Your task is to locate every line holding the string "anymore" and to copy each of them.

--- Data listing ---

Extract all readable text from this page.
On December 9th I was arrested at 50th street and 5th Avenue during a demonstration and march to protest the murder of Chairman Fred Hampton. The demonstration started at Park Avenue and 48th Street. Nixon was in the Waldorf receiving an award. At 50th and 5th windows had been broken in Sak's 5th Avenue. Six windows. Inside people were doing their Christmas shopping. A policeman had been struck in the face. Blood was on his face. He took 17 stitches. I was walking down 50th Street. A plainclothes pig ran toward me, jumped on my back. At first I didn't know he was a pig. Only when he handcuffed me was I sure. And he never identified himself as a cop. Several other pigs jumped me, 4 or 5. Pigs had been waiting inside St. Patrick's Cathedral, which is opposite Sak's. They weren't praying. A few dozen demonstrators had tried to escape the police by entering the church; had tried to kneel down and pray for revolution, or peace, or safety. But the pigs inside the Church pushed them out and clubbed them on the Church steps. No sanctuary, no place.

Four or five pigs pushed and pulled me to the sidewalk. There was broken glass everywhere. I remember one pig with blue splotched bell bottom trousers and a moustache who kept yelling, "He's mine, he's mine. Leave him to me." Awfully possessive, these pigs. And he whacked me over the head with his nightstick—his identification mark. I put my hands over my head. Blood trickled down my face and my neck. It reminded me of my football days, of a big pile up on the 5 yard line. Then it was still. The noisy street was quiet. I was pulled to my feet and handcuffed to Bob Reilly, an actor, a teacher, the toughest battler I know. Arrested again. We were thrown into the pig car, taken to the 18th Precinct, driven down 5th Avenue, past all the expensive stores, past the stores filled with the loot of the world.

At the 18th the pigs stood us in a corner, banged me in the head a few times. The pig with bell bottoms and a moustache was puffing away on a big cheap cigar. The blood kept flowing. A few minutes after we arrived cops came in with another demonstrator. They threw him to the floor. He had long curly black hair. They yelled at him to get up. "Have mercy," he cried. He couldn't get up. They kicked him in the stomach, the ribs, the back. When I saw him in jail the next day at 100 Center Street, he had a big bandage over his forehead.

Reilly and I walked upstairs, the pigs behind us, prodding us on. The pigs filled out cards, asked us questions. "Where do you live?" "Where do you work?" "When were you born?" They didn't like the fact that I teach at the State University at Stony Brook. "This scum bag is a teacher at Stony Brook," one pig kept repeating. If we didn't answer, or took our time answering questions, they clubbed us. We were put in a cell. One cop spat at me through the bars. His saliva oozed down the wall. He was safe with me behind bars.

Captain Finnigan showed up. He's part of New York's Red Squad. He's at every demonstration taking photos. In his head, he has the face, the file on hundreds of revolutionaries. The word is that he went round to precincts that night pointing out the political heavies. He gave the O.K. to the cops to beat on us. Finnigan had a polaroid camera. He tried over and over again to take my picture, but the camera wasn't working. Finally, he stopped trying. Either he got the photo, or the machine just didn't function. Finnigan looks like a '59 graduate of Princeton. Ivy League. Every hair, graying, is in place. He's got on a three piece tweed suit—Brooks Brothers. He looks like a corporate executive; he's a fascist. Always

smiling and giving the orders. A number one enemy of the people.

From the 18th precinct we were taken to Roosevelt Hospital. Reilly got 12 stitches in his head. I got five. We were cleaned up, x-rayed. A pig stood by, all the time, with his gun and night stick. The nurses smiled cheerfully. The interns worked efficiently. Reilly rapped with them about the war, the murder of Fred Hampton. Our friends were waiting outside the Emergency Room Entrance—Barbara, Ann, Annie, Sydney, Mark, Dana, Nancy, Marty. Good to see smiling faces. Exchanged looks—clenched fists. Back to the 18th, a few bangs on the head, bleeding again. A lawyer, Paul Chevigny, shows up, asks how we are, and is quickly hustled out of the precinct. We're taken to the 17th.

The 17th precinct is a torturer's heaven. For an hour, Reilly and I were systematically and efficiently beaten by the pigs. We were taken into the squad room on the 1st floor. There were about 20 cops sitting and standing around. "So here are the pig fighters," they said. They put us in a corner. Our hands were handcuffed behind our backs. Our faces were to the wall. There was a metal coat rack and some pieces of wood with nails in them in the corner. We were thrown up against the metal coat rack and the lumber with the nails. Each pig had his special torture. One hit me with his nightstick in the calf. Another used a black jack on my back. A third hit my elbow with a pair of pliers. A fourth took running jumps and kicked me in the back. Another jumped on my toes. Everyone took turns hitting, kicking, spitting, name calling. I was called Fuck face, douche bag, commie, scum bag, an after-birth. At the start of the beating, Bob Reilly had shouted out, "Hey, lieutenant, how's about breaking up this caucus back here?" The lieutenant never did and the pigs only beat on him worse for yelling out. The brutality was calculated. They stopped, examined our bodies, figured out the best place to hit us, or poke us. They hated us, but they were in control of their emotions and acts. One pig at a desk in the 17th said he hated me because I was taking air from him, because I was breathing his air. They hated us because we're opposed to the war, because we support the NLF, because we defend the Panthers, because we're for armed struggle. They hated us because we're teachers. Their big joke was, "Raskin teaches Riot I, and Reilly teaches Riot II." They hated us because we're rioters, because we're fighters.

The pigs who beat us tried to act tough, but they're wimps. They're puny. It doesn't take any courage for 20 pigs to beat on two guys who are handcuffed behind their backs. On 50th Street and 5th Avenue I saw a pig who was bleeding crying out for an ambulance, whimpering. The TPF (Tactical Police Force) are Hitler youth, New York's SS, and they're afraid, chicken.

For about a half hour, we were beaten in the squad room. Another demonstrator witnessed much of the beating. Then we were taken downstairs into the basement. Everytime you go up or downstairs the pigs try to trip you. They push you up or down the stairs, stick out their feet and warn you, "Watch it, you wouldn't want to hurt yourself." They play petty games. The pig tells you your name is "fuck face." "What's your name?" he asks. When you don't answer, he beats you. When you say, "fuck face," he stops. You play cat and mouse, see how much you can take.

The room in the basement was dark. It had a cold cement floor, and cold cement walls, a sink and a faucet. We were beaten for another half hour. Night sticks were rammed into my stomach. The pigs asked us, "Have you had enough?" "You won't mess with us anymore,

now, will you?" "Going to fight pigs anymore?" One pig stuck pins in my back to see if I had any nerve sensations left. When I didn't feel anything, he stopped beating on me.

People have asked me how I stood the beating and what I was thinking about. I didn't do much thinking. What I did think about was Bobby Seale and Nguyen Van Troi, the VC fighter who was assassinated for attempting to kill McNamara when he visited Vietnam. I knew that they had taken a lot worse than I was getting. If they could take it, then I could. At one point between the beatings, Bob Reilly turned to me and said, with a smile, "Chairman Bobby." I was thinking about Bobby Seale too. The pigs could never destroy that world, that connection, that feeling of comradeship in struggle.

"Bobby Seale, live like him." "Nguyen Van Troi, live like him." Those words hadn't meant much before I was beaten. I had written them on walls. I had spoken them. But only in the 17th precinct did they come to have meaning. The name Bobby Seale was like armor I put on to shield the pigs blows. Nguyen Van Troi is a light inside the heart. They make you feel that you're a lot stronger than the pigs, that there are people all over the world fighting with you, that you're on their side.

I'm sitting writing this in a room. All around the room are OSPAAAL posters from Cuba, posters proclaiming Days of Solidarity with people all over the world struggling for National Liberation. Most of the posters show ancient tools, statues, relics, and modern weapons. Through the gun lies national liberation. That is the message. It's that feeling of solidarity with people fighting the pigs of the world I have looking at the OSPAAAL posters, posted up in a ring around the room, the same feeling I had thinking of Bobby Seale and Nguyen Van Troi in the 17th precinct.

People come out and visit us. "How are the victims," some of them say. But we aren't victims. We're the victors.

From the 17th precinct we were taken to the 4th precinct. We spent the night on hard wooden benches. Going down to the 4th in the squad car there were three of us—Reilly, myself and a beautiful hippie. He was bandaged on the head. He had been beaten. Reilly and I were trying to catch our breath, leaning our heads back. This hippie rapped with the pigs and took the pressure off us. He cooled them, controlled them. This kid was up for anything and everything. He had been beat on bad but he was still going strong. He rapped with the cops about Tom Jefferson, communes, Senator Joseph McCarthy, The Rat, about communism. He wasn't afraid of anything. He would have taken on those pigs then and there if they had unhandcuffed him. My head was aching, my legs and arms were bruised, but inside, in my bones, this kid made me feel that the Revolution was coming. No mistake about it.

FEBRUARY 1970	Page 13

---
--- Data listing ---

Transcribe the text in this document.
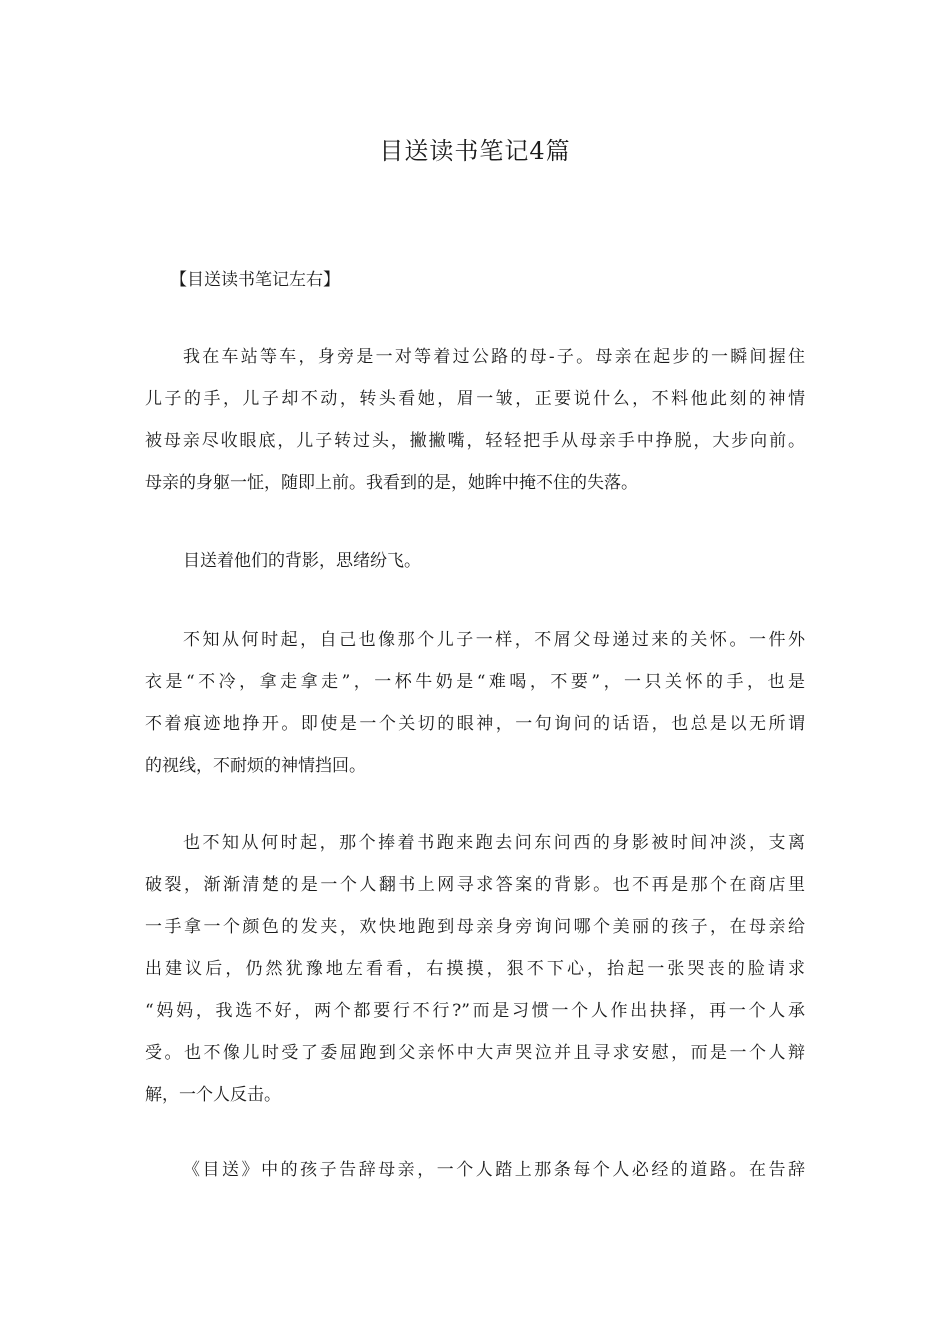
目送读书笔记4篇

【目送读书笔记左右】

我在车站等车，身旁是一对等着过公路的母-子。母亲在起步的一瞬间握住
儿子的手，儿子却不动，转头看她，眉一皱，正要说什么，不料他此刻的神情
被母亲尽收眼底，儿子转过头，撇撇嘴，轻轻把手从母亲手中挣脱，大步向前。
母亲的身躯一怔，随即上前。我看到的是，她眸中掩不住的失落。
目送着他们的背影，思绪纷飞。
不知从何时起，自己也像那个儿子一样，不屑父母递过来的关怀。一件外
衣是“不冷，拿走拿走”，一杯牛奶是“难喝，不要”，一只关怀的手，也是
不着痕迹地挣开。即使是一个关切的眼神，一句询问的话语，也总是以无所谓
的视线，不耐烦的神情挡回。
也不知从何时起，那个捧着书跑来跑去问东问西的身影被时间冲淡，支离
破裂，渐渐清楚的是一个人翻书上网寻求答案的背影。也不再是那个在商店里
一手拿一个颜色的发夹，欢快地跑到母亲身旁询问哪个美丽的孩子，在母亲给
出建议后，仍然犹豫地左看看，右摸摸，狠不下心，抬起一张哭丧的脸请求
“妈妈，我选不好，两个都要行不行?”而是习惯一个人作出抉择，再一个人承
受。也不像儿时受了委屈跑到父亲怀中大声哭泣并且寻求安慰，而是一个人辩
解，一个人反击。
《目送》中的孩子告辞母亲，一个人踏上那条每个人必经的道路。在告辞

---

• **Finished exercise**:
The room in the basement was dark. It had a cold cement floor, and cold cement walls, a sink and a faucet. We were beaten for another half hour. Night sticks were rammed into my stomach. The pigs asked us, "Have you had enough?" "You won't mess with us anymore,
now, will you?" "Going to fight pigs anymore?" One pig stuck pins in my back to see if I had any nerve sensations left. When I didn't feel anything, he stopped beating on me.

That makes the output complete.